A block of data —
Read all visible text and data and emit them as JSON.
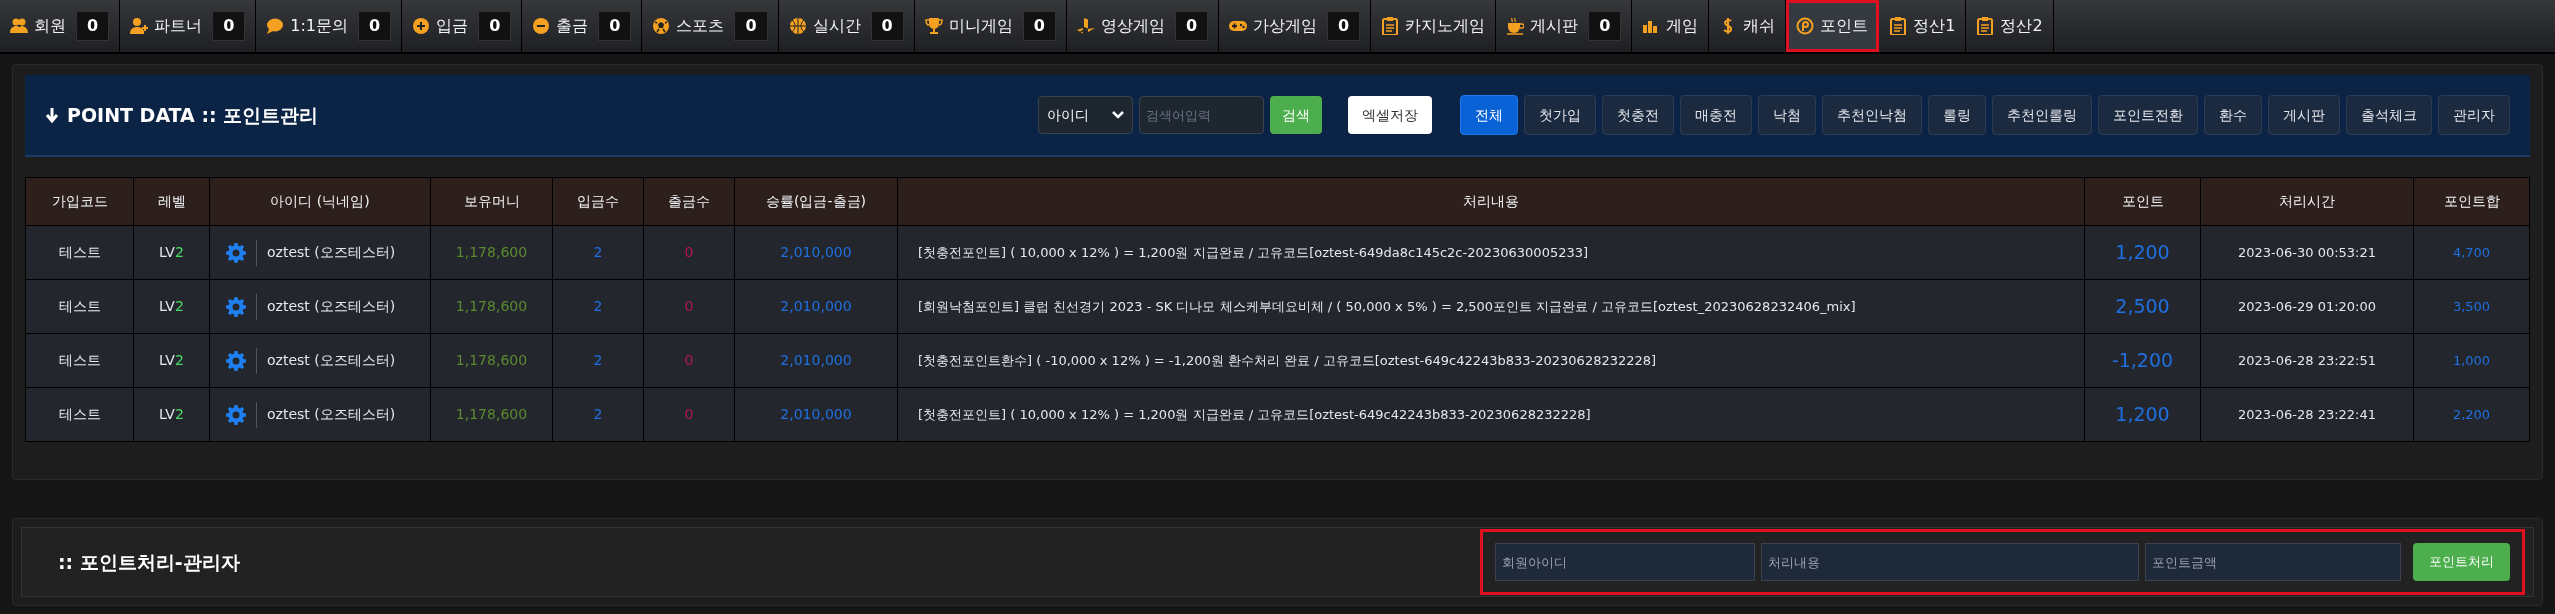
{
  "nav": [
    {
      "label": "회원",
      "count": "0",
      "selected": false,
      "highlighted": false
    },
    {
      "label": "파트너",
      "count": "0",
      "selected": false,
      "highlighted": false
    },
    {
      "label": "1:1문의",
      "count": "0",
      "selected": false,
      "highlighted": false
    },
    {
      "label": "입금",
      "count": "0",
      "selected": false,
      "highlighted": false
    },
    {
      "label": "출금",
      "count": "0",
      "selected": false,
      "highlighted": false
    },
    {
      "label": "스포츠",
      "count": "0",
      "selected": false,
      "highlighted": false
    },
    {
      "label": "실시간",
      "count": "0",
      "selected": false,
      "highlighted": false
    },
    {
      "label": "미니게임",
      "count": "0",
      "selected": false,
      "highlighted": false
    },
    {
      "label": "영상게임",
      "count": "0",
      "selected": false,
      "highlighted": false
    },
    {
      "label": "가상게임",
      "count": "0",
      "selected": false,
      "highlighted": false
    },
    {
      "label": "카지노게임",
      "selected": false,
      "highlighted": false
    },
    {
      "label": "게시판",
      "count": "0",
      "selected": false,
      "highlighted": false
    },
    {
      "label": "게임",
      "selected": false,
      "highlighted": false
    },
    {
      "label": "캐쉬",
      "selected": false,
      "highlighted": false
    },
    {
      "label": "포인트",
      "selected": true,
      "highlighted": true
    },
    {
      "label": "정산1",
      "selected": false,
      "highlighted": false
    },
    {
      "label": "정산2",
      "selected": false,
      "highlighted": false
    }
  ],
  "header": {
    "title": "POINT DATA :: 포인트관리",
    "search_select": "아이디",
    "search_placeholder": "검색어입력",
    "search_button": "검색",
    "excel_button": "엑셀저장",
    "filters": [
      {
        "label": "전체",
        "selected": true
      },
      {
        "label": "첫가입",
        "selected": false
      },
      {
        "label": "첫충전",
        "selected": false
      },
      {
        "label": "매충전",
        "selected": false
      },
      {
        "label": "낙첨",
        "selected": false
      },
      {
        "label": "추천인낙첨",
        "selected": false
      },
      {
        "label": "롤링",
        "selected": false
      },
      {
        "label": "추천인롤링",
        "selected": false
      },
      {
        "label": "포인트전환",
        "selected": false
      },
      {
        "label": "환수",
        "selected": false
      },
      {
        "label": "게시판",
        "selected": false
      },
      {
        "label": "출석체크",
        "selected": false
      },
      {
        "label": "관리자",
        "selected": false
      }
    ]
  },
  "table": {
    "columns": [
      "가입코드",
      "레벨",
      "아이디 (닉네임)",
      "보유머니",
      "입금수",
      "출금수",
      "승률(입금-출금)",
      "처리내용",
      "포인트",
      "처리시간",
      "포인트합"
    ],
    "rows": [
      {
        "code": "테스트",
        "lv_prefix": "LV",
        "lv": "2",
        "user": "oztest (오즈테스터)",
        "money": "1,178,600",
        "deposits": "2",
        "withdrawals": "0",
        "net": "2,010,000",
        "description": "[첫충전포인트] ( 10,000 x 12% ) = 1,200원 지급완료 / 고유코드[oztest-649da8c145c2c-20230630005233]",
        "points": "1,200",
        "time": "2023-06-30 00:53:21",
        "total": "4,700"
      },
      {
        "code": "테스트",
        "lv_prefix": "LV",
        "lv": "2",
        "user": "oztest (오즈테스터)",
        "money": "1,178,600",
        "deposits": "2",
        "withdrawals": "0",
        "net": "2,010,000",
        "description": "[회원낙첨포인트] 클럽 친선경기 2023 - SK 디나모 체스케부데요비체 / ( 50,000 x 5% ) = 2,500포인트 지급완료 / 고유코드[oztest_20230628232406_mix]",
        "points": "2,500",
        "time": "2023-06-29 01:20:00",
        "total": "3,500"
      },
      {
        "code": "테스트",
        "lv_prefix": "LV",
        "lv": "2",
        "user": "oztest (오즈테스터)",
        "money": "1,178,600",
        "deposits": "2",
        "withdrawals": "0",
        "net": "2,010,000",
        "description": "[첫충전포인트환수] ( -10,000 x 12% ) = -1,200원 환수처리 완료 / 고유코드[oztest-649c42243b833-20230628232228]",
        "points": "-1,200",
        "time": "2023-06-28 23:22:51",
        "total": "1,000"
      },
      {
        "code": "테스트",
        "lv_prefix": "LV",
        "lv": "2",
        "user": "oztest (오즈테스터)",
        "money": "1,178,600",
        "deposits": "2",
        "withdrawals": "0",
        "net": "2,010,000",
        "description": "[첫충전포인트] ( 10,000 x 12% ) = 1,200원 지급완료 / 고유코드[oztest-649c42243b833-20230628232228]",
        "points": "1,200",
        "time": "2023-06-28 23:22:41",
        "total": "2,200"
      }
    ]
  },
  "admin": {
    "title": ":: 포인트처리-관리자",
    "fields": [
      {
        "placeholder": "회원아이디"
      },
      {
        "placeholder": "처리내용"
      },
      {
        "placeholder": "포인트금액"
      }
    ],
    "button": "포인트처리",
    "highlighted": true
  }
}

---

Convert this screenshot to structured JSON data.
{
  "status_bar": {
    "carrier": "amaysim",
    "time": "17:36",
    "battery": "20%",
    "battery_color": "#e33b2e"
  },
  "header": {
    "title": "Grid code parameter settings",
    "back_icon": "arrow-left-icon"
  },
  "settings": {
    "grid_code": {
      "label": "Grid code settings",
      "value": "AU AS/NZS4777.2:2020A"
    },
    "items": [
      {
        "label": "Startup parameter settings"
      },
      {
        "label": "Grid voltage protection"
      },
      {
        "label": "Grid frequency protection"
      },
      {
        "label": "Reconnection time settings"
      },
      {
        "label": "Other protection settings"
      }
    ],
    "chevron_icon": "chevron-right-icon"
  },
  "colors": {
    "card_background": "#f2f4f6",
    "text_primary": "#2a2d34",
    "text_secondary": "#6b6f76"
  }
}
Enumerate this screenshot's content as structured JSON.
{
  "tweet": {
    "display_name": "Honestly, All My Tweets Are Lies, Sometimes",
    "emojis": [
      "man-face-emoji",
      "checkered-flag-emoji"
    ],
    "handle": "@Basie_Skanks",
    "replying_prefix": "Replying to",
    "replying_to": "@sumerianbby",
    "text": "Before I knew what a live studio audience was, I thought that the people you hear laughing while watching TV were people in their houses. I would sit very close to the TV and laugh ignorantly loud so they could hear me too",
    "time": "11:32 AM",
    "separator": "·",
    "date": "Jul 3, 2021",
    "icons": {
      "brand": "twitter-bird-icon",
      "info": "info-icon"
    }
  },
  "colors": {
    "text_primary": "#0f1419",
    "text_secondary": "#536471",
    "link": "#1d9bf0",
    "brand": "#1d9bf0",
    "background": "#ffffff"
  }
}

==

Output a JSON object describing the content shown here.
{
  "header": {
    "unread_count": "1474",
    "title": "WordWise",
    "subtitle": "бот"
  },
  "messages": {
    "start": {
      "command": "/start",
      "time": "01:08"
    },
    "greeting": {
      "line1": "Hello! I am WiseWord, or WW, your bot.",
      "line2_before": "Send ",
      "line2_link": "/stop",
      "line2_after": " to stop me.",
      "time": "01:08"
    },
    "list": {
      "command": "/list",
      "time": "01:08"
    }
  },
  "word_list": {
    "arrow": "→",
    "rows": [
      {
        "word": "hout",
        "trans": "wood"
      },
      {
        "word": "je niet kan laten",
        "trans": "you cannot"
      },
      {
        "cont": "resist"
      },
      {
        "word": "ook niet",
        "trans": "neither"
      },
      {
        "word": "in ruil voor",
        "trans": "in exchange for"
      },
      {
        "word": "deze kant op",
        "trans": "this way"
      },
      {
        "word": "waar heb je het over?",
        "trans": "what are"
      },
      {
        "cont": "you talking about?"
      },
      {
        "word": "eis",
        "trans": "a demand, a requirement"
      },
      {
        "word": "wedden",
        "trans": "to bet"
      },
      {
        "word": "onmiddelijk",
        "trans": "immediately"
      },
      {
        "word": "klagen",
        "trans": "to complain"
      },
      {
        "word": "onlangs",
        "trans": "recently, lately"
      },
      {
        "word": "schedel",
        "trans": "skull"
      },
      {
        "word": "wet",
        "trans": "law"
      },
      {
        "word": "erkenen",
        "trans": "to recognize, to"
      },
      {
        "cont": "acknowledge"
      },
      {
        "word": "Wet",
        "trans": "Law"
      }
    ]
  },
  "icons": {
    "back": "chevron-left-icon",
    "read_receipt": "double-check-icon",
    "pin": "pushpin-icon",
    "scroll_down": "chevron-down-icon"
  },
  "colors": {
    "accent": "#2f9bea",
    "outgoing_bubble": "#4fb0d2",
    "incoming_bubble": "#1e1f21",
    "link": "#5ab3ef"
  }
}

Given problem — Determine how many lines in the listing above hold the word "left", answering with the number only.

Exercise result — 2